## GOAL OF THE EXERCISE
Using the records below, locate all lines containing "человеком" and return them.

## EXTRACTED MATERIAL
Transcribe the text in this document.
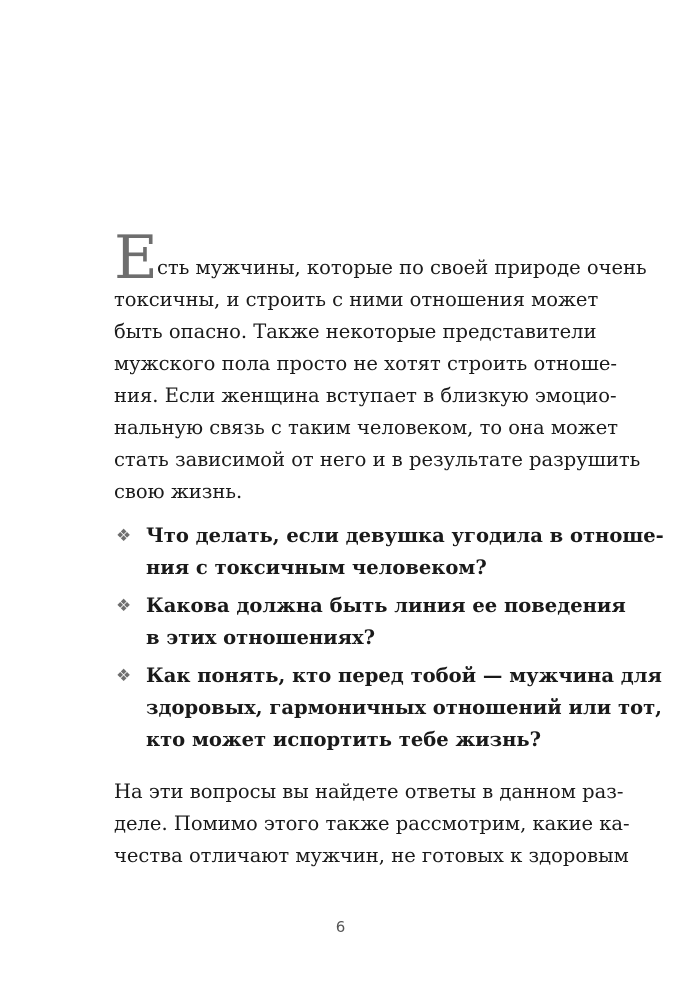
Е сть мужчины, которые по своей природе очень
токсичны, и строить с ними отношения может
быть опасно. Также некоторые представители
мужского пола просто не хотят строить отноше-
ния. Если женщина вступает в близкую эмоцио-
нальную связь с таким человеком, то она может
стать зависимой от него и в результате разрушить
свою жизнь.
❖ Что делать, если девушка угодила в отноше-
ния с токсичным человеком?
❖ Какова должна быть линия ее поведения
в этих отношениях?
❖ Как понять, кто перед тобой — мужчина для
здоровых, гармоничных отношений или тот,
кто может испортить тебе жизнь?
На эти вопросы вы найдете ответы в данном раз-
деле. Помимо этого также рассмотрим, какие ка-
чества отличают мужчин, не готовых к здоровым
6
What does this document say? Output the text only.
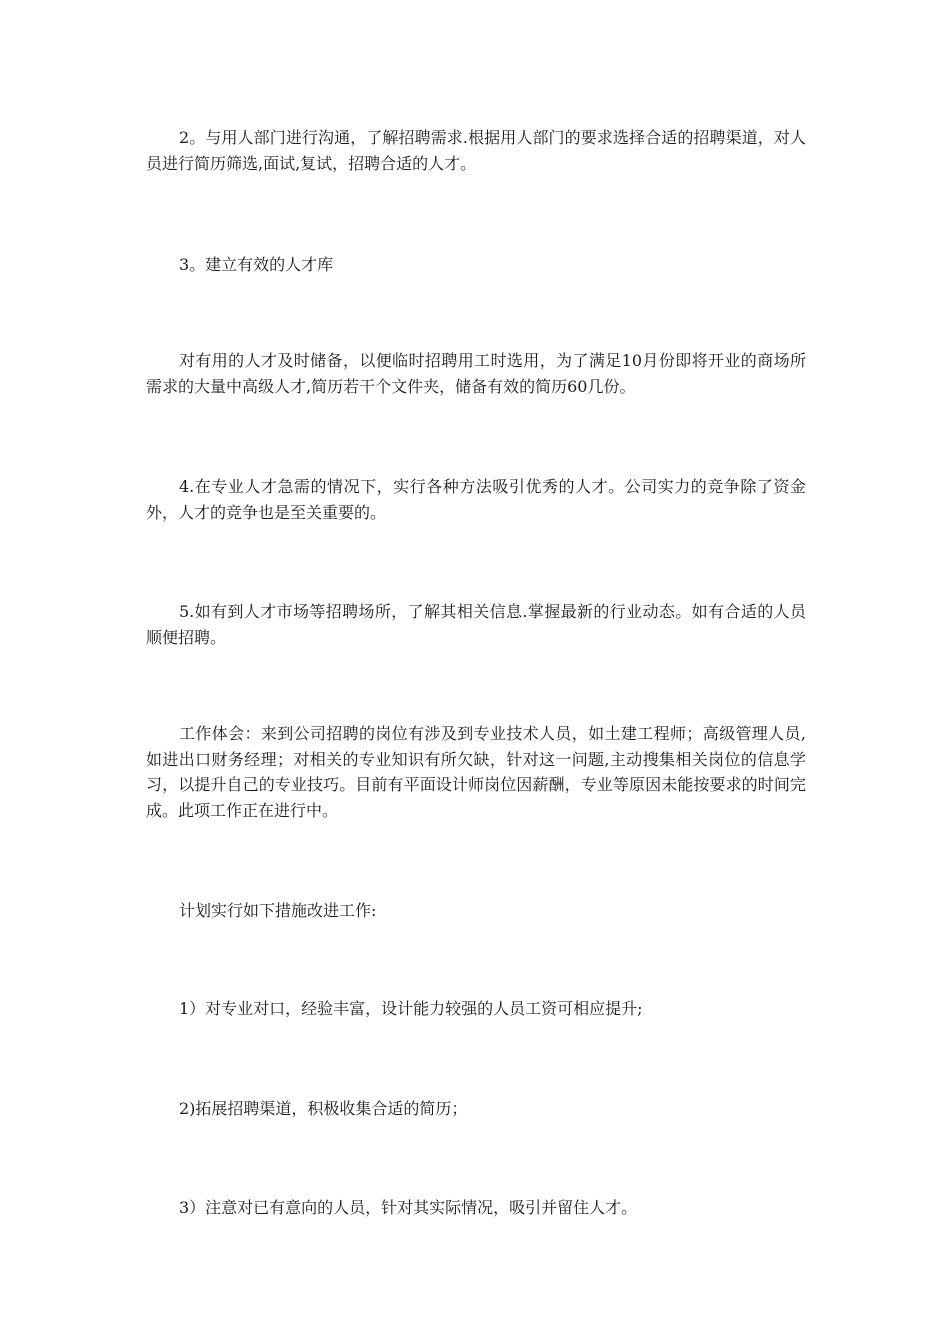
2。与用人部门进行沟通，了解招聘需求.根据用人部门的要求选择合适的招聘渠道，对人员进行简历筛选,面试,复试，招聘合适的人才。

3。建立有效的人才库

对有用的人才及时储备，以便临时招聘用工时选用，为了满足10月份即将开业的商场所需求的大量中高级人才,简历若干个文件夹，储备有效的简历60几份。

4.在专业人才急需的情况下，实行各种方法吸引优秀的人才。公司实力的竞争除了资金外，人才的竞争也是至关重要的。

5.如有到人才市场等招聘场所，了解其相关信息.掌握最新的行业动态。如有合适的人员顺便招聘。

工作体会：来到公司招聘的岗位有涉及到专业技术人员，如土建工程师；高级管理人员,如进出口财务经理；对相关的专业知识有所欠缺，针对这一问题,主动搜集相关岗位的信息学习，以提升自己的专业技巧。目前有平面设计师岗位因薪酬，专业等原因未能按要求的时间完成。此项工作正在进行中。

计划实行如下措施改进工作:

1）对专业对口，经验丰富，设计能力较强的人员工资可相应提升;

2)拓展招聘渠道，积极收集合适的简历；

3）注意对已有意向的人员，针对其实际情况，吸引并留住人才。
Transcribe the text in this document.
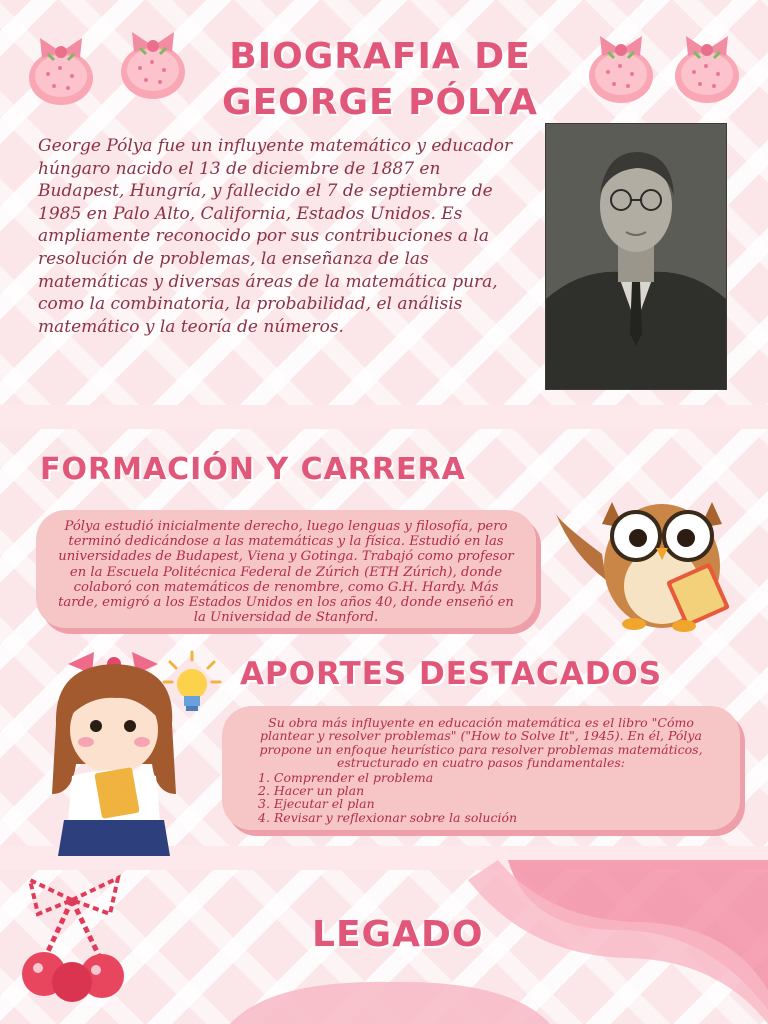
BIOGRAFIA DE GEORGE PÓLYA
George Pólya fue un influyente matemático y educador húngaro nacido el 13 de diciembre de 1887 en Budapest, Hungría, y fallecido el 7 de septiembre de 1985 en Palo Alto, California, Estados Unidos. Es ampliamente reconocido por sus contribuciones a la resolución de problemas, la enseñanza de las matemáticas y diversas áreas de la matemática pura, como la combinatoria, la probabilidad, el análisis matemático y la teoría de números.
FORMACIÓN Y CARRERA
Pólya estudió inicialmente derecho, luego lenguas y filosofía, pero terminó dedicándose a las matemáticas y la física. Estudió en las universidades de Budapest, Viena y Gotinga. Trabajó como profesor en la Escuela Politécnica Federal de Zúrich (ETH Zúrich), donde colaboró con matemáticos de renombre, como G.H. Hardy. Más tarde, emigró a los Estados Unidos en los años 40, donde enseñó en la Universidad de Stanford.
APORTES DESTACADOS
Su obra más influyente en educación matemática es el libro "Cómo plantear y resolver problemas" ("How to Solve It", 1945). En él, Pólya propone un enfoque heurístico para resolver problemas matemáticos, estructurado en cuatro pasos fundamentales:
1. Comprender el problema
2. Hacer un plan
3. Ejecutar el plan
4. Revisar y reflexionar sobre la solución
LEGADO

## OUTPUT BELOW
нальную связь с таким человеком, то она может
ния с токсичным человеком?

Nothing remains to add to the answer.